Source records =>
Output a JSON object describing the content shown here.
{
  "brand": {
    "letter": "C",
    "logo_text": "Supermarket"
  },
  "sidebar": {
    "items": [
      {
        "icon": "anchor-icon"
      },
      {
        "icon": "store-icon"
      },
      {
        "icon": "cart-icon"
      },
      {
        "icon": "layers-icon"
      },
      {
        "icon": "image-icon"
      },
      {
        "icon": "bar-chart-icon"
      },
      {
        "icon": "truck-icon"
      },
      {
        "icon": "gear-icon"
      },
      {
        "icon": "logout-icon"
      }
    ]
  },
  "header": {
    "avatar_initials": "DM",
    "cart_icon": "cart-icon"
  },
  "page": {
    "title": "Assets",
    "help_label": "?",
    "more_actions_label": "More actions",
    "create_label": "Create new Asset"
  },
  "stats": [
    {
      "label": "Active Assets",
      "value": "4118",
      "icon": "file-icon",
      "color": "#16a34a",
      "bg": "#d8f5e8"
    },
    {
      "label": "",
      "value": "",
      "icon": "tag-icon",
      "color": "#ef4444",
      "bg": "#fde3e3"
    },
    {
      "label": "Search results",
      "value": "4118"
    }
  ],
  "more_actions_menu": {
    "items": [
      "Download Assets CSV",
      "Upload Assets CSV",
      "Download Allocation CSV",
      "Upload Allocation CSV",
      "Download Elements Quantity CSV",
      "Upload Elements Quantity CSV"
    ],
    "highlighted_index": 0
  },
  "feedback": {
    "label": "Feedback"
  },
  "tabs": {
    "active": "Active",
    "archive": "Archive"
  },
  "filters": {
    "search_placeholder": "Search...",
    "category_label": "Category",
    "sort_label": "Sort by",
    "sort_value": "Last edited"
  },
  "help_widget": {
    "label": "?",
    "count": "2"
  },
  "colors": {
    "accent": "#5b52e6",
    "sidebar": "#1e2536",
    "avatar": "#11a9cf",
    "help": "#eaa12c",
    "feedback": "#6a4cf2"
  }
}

--

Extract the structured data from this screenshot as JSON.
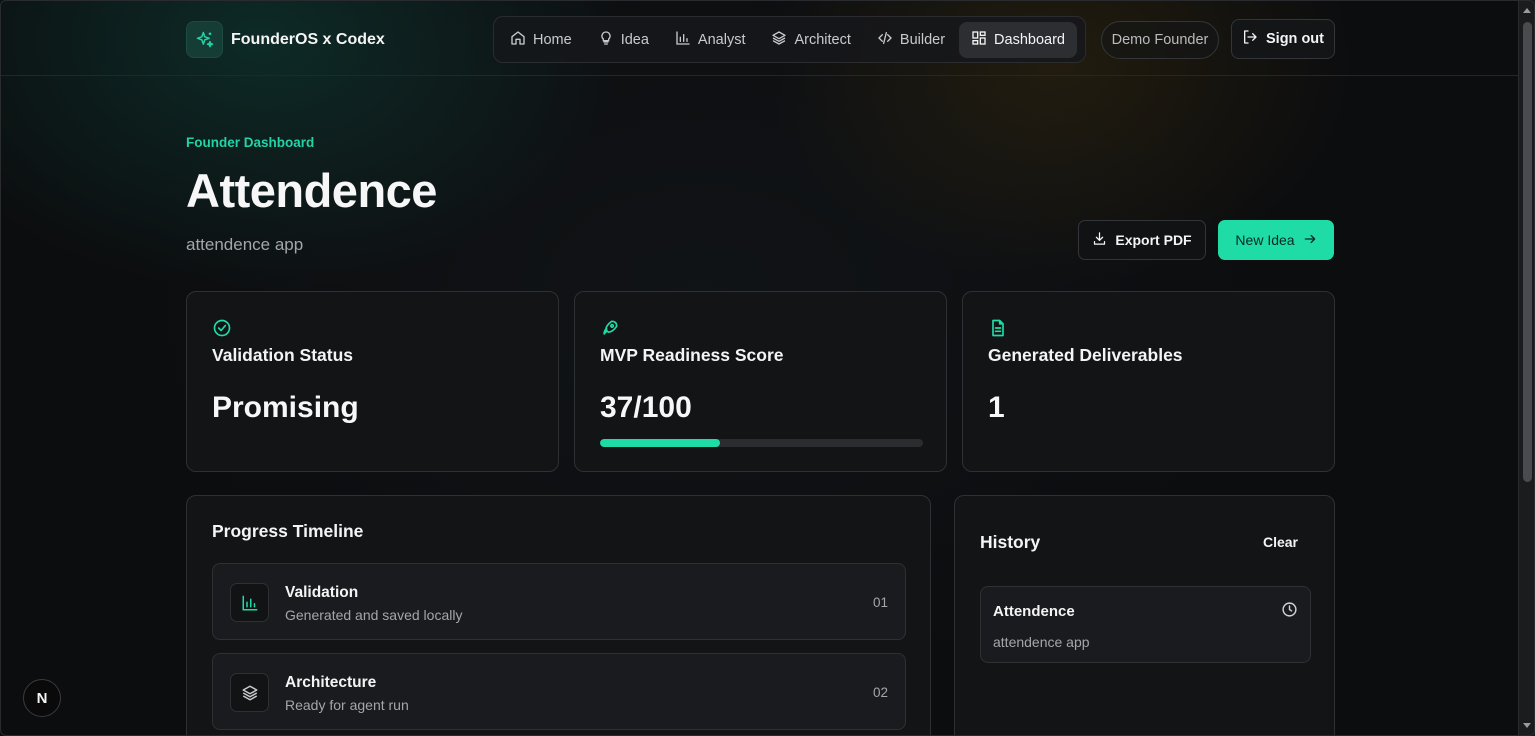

---

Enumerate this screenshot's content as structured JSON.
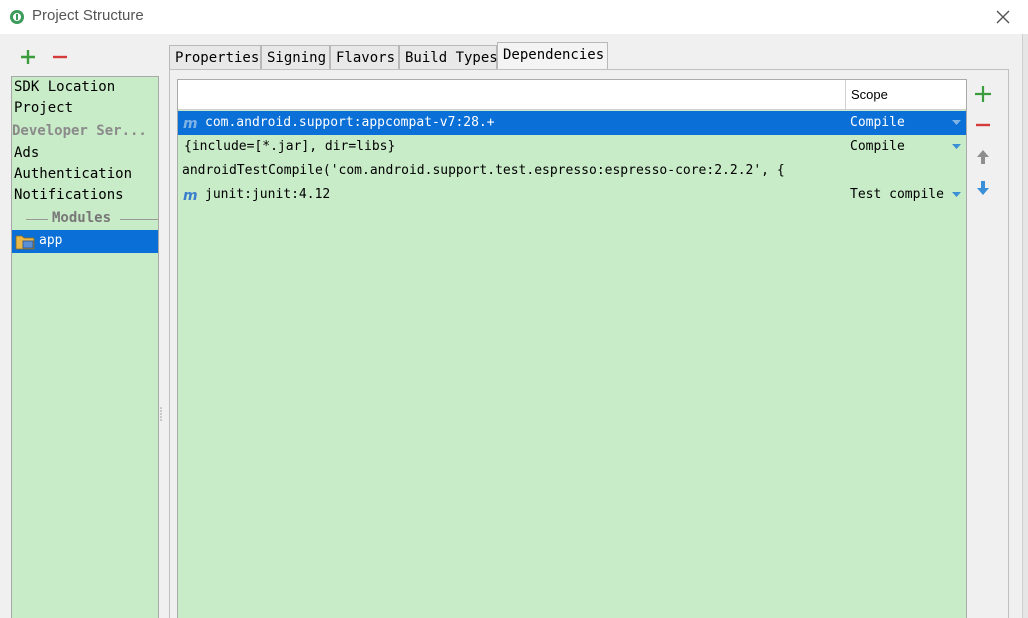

Goal => Which lines in the records above contain the string "structured"? Copy each one.

Output for this task =>
Extract the structured data from this screenshot as JSON.
Enumerate this screenshot's content as structured JSON.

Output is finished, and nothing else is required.